Render the listing as a JSON list of strings, one string per line, from its first line through the line containing "496, 646, 514]". Skip any blank lines.

(Labeled region entries)
──────────────────────────────

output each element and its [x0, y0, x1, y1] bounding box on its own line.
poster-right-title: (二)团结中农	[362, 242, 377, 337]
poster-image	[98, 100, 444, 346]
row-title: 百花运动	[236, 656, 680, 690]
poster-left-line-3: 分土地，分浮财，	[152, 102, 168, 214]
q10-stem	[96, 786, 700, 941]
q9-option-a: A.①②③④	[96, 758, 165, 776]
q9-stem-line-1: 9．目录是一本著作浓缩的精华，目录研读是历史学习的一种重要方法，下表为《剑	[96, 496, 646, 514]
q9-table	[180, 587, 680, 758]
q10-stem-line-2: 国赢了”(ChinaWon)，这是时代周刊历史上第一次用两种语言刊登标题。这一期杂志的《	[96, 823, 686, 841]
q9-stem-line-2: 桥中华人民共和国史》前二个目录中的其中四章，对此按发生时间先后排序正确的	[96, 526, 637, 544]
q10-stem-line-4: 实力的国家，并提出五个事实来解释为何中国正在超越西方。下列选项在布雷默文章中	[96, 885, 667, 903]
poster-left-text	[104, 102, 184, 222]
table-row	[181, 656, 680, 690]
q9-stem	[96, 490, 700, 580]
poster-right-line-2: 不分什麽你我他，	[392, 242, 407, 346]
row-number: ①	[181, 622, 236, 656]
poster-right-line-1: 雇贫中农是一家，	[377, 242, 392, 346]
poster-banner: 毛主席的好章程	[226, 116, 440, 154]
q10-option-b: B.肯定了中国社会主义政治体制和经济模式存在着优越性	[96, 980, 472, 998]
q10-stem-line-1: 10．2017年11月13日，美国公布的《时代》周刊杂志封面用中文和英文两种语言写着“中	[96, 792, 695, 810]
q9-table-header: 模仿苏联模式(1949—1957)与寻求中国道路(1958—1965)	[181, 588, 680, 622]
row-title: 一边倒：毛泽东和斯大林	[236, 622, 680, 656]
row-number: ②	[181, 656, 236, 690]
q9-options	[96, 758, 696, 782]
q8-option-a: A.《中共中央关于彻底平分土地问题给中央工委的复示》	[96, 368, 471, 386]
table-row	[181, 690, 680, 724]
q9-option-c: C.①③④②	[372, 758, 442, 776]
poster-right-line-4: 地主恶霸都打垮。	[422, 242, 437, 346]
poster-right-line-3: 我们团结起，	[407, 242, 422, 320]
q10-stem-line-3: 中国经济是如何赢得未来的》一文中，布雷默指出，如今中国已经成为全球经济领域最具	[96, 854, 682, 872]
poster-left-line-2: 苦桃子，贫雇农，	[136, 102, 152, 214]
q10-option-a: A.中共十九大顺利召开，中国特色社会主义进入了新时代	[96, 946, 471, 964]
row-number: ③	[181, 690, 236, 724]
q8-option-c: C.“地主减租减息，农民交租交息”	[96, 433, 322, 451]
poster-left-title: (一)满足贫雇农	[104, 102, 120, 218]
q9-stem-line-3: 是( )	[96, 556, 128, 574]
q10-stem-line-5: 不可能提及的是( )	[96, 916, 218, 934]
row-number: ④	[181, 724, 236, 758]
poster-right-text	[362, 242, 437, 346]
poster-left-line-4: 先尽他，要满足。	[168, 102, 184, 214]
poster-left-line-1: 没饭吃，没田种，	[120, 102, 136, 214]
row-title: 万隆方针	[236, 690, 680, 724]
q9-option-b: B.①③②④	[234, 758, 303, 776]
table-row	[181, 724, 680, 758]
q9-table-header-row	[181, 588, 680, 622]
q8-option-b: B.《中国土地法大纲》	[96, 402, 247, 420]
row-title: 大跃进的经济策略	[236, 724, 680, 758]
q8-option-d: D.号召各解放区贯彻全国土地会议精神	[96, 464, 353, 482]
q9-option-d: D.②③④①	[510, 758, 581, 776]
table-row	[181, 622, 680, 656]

──────────────────────────────

(PROBLEM SOLUTION)
[
  "output each element and its [x0, y0, x1, y1] bounding box on its own line.",
  "poster-right-title: (二)团结中农\t[362, 242, 377, 337]",
  "poster-image\t[98, 100, 444, 346]",
  "row-title: 百花运动\t[236, 656, 680, 690]",
  "poster-left-line-3: 分土地，分浮财，\t[152, 102, 168, 214]",
  "q10-stem\t[96, 786, 700, 941]",
  "q9-option-a: A.①②③④\t[96, 758, 165, 776]",
  "q9-stem-line-1: 9．目录是一本著作浓缩的精华，目录研读是历史学习的一种重要方法，下表为《剑\t[96, 496, 646, 514]"
]